======== Source records

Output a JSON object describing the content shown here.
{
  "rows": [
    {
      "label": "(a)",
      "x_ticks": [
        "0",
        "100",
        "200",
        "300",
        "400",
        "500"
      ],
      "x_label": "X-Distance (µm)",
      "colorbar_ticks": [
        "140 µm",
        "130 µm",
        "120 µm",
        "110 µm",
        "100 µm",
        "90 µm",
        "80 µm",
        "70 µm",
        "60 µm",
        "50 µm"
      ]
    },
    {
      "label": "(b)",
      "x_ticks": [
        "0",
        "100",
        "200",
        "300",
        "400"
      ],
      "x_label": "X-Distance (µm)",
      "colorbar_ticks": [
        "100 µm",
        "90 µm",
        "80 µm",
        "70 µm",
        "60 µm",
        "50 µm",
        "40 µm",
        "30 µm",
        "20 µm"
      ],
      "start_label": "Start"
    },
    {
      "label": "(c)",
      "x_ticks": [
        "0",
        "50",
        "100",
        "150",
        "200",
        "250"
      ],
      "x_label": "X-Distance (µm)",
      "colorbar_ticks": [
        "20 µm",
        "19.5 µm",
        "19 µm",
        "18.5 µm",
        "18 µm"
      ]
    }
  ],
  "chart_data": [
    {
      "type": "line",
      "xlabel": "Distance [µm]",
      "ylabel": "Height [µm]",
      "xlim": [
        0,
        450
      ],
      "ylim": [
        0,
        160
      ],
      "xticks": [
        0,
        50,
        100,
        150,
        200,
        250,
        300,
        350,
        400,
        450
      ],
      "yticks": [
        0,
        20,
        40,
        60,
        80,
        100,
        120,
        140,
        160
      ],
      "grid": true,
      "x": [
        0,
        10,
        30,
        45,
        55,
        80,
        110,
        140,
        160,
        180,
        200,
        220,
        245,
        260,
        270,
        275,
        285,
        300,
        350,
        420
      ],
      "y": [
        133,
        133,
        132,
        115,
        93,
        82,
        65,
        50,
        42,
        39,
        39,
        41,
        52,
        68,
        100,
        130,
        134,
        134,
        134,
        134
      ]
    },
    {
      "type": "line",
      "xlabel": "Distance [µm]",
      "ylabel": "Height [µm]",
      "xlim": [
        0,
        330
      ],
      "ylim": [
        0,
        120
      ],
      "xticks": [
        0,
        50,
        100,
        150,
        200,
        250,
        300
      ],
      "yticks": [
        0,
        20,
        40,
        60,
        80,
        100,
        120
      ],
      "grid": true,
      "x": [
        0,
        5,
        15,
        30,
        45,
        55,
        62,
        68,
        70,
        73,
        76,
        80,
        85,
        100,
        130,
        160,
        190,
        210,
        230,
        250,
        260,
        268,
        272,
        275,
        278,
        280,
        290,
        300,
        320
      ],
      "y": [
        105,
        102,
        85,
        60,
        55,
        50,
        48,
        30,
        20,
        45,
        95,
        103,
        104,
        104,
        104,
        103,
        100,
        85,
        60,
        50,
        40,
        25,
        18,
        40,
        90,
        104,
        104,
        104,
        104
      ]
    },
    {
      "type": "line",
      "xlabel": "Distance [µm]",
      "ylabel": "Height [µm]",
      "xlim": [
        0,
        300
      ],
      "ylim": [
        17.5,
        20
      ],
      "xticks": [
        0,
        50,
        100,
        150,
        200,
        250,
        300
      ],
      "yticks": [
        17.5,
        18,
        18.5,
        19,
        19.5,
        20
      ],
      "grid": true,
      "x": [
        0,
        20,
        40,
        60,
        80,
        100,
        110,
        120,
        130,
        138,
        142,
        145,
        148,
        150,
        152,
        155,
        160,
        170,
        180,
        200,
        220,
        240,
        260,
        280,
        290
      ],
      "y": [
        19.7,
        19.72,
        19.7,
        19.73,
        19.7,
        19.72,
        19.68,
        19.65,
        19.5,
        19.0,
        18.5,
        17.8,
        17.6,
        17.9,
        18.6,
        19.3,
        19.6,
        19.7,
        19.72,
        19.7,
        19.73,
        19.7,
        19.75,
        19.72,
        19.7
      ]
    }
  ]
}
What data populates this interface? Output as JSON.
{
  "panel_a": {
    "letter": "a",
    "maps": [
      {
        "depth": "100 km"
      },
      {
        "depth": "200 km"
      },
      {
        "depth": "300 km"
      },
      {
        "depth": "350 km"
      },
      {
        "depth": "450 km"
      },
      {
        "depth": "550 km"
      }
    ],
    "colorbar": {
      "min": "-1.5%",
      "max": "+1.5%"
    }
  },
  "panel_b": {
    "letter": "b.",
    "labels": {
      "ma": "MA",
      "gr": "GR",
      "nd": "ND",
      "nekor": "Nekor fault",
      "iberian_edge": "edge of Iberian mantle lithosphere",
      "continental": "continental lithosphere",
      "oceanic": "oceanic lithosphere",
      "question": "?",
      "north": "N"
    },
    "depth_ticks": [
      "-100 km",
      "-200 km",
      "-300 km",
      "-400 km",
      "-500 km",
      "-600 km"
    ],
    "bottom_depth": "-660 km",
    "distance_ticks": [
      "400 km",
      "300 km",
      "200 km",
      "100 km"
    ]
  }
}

================

Exercise — Extract all lines from the material above that include the word "lithosphere".

Finished exercise —
      "iberian_edge": "edge of Iberian mantle lithosphere",
      "continental": "continental lithosphere",
      "oceanic": "oceanic lithosphere",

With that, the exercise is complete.